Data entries
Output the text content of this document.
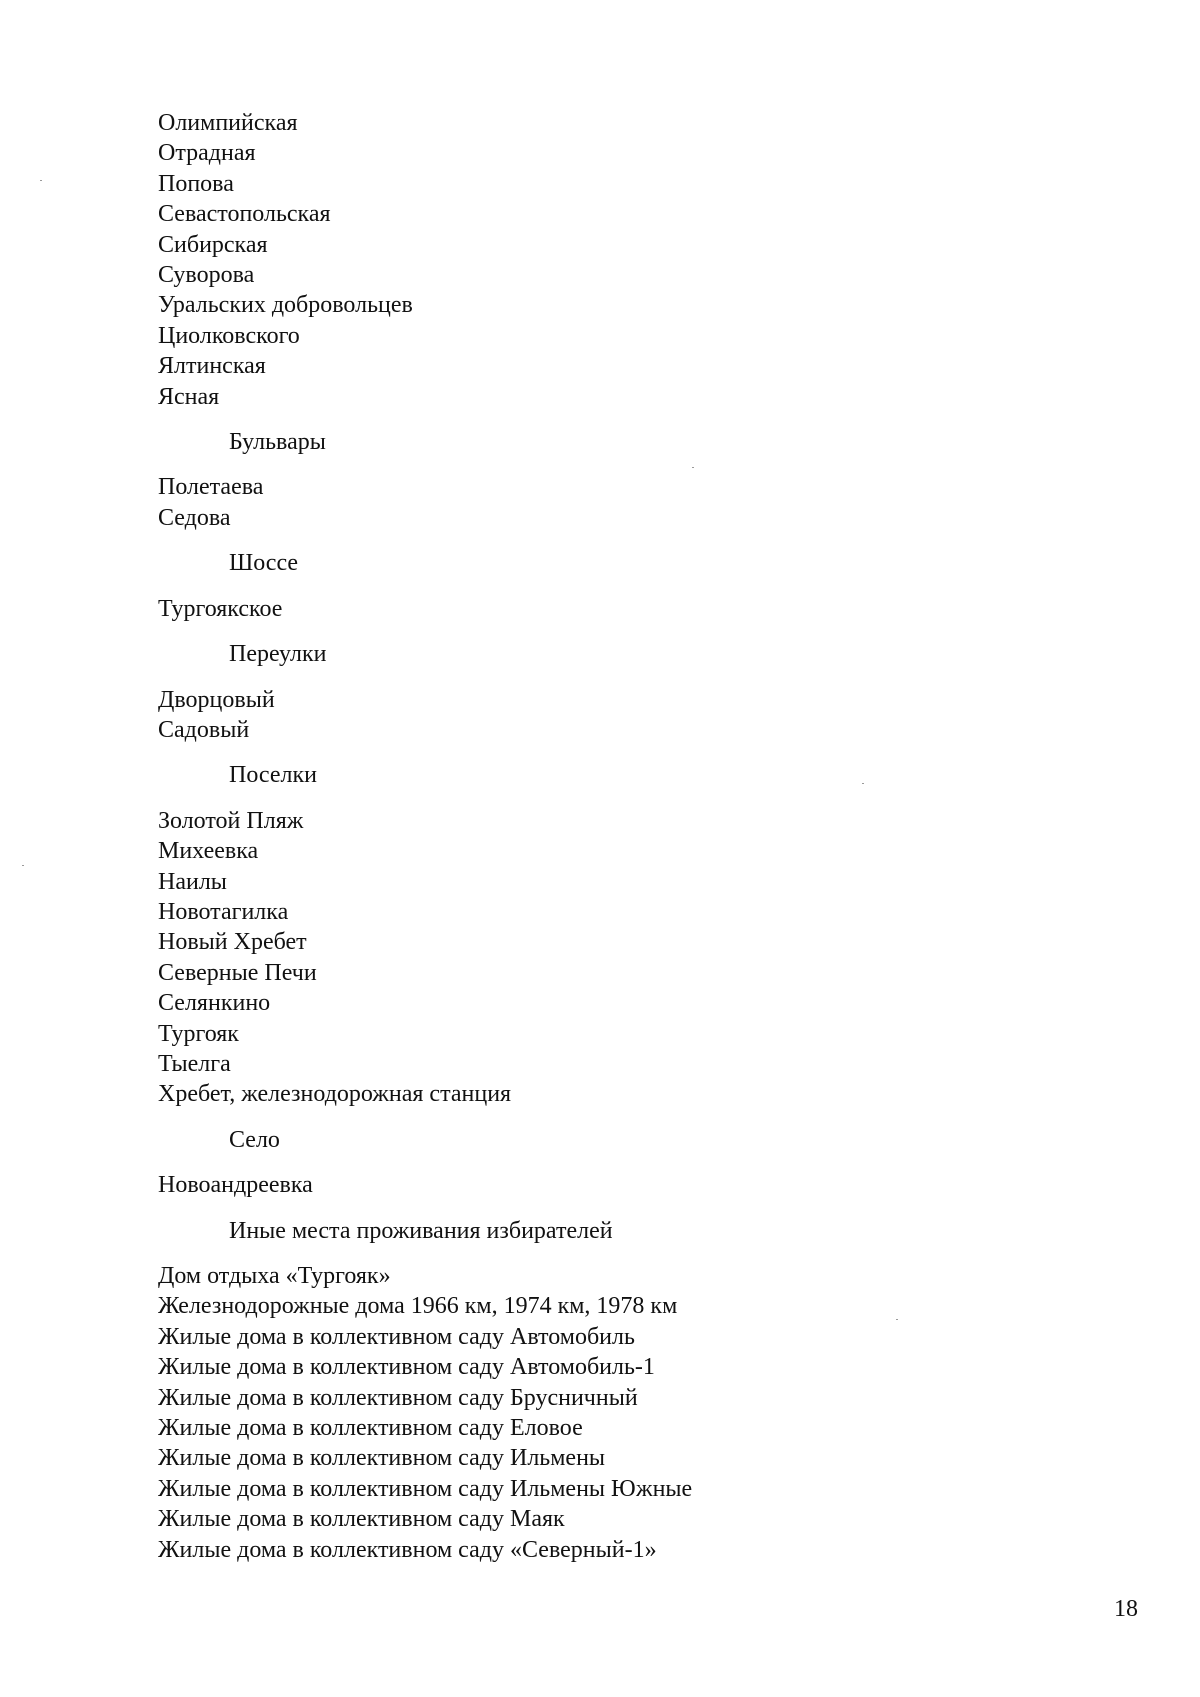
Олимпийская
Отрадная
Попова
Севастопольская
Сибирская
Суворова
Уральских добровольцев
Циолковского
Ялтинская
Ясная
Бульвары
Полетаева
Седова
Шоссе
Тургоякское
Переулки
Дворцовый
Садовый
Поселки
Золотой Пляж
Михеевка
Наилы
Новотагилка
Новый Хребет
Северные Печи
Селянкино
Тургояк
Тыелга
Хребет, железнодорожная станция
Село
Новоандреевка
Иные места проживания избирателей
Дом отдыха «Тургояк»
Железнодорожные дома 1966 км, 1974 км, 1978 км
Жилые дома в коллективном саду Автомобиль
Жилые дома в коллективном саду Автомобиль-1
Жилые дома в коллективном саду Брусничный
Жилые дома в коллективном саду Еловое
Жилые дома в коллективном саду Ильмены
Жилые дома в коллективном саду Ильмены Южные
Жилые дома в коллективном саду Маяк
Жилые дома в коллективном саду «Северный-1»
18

* * *

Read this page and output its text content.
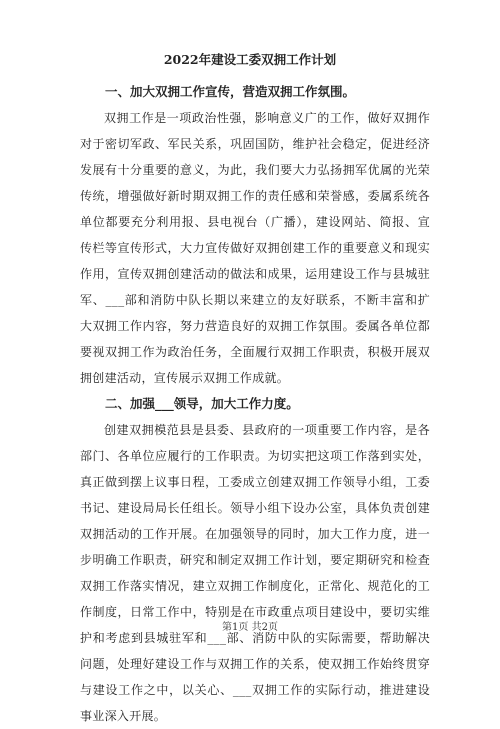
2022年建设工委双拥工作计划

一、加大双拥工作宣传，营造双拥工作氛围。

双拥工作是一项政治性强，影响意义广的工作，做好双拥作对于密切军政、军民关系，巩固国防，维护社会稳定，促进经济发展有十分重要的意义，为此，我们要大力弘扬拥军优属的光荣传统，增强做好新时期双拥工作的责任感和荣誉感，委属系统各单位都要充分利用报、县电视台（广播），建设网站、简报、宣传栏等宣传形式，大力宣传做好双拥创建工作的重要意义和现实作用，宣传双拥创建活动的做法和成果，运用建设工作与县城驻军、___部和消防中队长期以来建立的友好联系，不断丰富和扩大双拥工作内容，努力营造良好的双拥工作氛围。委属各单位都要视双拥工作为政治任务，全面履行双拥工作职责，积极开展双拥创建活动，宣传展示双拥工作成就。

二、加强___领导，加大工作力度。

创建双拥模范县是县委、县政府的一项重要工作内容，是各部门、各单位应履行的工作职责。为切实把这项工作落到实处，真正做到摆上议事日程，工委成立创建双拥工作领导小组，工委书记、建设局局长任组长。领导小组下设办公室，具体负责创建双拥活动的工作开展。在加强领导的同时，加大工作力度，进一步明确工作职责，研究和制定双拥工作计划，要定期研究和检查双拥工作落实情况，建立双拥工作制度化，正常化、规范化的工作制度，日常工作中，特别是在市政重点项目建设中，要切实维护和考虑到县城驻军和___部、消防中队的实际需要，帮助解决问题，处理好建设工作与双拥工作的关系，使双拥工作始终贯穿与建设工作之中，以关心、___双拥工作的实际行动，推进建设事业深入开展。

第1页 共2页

§ **Problem details**:
Search the listing for the word "Ильмены". Copy every line in which it occurs.

§ **Written solution**:
Жилые дома в коллективном саду Ильмены
Жилые дома в коллективном саду Ильмены Южные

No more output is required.